** Begin Source data **

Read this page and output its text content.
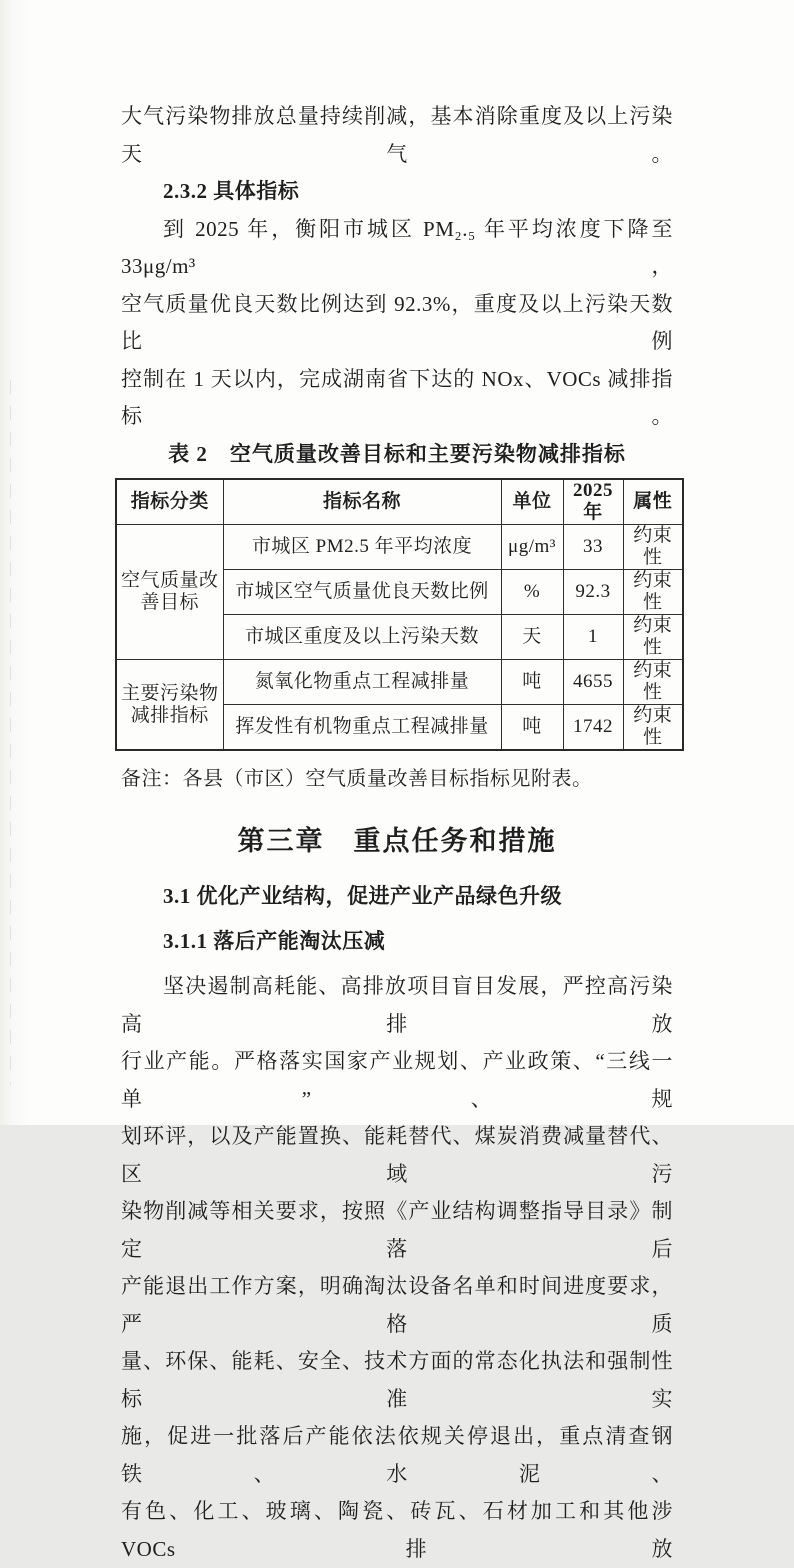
大气污染物排放总量持续削减，基本消除重度及以上污染天气。
2.3.2 具体指标
到 2025 年，衡阳市城区 PM₂.₅ 年平均浓度下降至 33μg/m³，
空气质量优良天数比例达到 92.3%，重度及以上污染天数比例
控制在 1 天以内，完成湖南省下达的 NOx、VOCs 减排指标。
表 2　空气质量改善目标和主要污染物减排指标
指标分类	指标名称	单位	2025 年	属性
空气质量改善目标	市城区 PM2.5 年平均浓度	μg/m³	33	约束性
	市城区空气质量优良天数比例	%	92.3	约束性
	市城区重度及以上污染天数	天	1	约束性
主要污染物减排指标	氮氧化物重点工程减排量	吨	4655	约束性
	挥发性有机物重点工程减排量	吨	1742	约束性
备注：各县（市区）空气质量改善目标指标见附表。
第三章　重点任务和措施
3.1 优化产业结构，促进产业产品绿色升级
3.1.1 落后产能淘汰压减
坚决遏制高耗能、高排放项目盲目发展，严控高污染高排放
行业产能。严格落实国家产业规划、产业政策、“三线一单”、规
划环评，以及产能置换、能耗替代、煤炭消费减量替代、区域污
染物削减等相关要求，按照《产业结构调整指导目录》制定落后
产能退出工作方案，明确淘汰设备名单和时间进度要求，严格质
量、环保、能耗、安全、技术方面的常态化执法和强制性标准实
施，促进一批落后产能依法依规关停退出，重点清查钢铁、水泥、
有色、化工、玻璃、陶瓷、砖瓦、石材加工和其他涉 VOCs 排放
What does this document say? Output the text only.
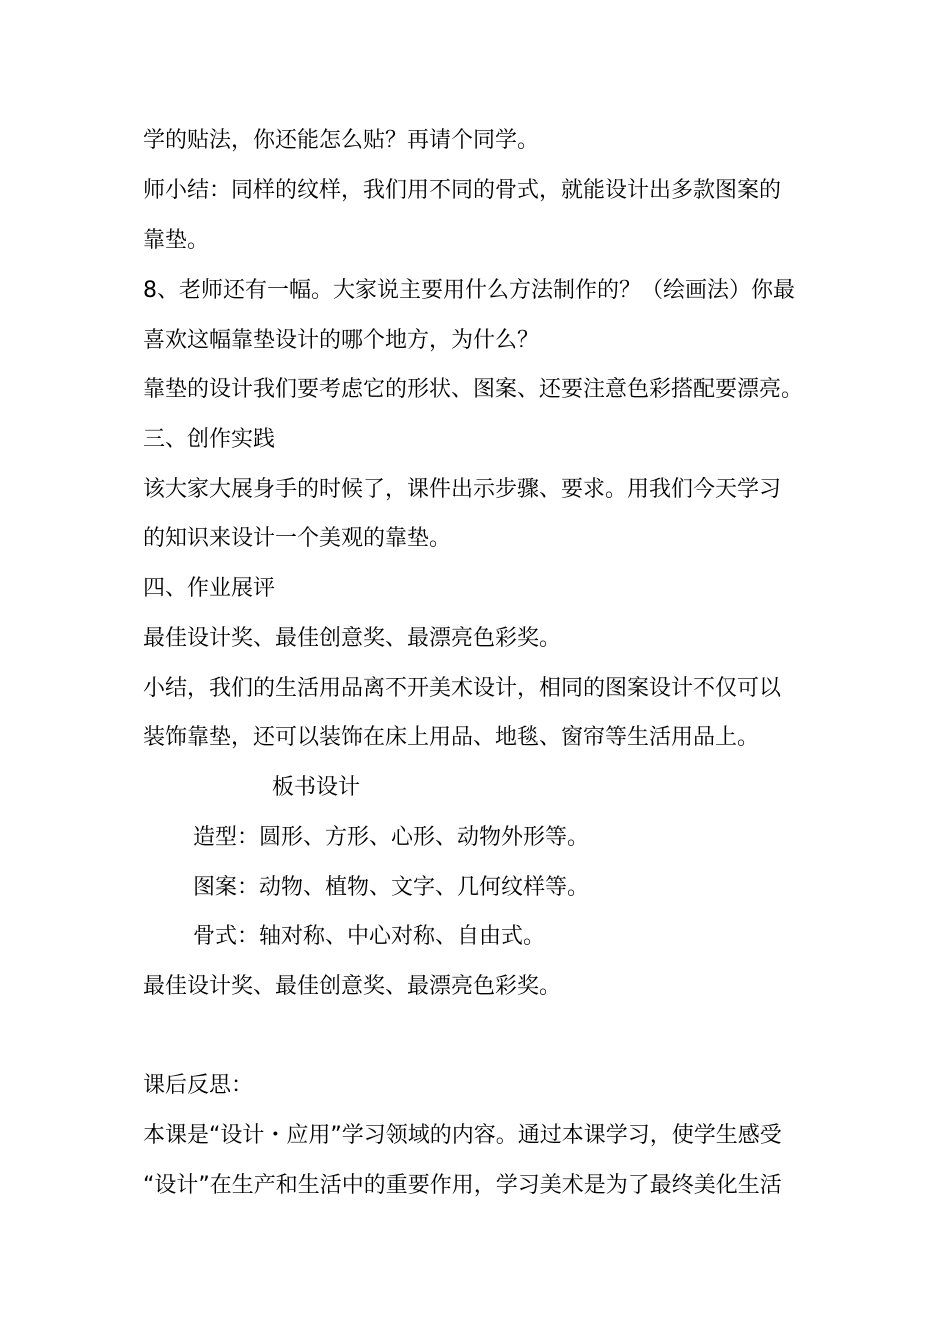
学的贴法，你还能怎么贴？再请个同学。
师小结：同样的纹样，我们用不同的骨式，就能设计出多款图案的
靠垫。
8、老师还有一幅。大家说主要用什么方法制作的？（绘画法）你最
喜欢这幅靠垫设计的哪个地方，为什么？
靠垫的设计我们要考虑它的形状、图案、还要注意色彩搭配要漂亮。
三、创作实践
该大家大展身手的时候了，课件出示步骤、要求。用我们今天学习
的知识来设计一个美观的靠垫。
四、作业展评
最佳设计奖、最佳创意奖、最漂亮色彩奖。
小结，我们的生活用品离不开美术设计，相同的图案设计不仅可以
装饰靠垫，还可以装饰在床上用品、地毯、窗帘等生活用品上。
板书设计
造型：圆形、方形、心形、动物外形等。
图案：动物、植物、文字、几何纹样等。
骨式：轴对称、中心对称、自由式。
最佳设计奖、最佳创意奖、最漂亮色彩奖。
课后反思：
本课是“设计・应用”学习领域的内容。通过本课学习，使学生感受
“设计”在生产和生活中的重要作用，学习美术是为了最终美化生活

** End Source data **

Quote the material above exactly, from the line holding "What does this" through its last line, including both. Omit the pictures.

### Exercise answer:
What does this document say? Output the text only.
学的贴法，你还能怎么贴？再请个同学。
师小结：同样的纹样，我们用不同的骨式，就能设计出多款图案的
靠垫。
8、老师还有一幅。大家说主要用什么方法制作的？（绘画法）你最
喜欢这幅靠垫设计的哪个地方，为什么？
靠垫的设计我们要考虑它的形状、图案、还要注意色彩搭配要漂亮。
三、创作实践
该大家大展身手的时候了，课件出示步骤、要求。用我们今天学习
的知识来设计一个美观的靠垫。
四、作业展评
最佳设计奖、最佳创意奖、最漂亮色彩奖。
小结，我们的生活用品离不开美术设计，相同的图案设计不仅可以
装饰靠垫，还可以装饰在床上用品、地毯、窗帘等生活用品上。
板书设计
造型：圆形、方形、心形、动物外形等。
图案：动物、植物、文字、几何纹样等。
骨式：轴对称、中心对称、自由式。
最佳设计奖、最佳创意奖、最漂亮色彩奖。
课后反思：
本课是“设计・应用”学习领域的内容。通过本课学习，使学生感受
“设计”在生产和生活中的重要作用，学习美术是为了最终美化生活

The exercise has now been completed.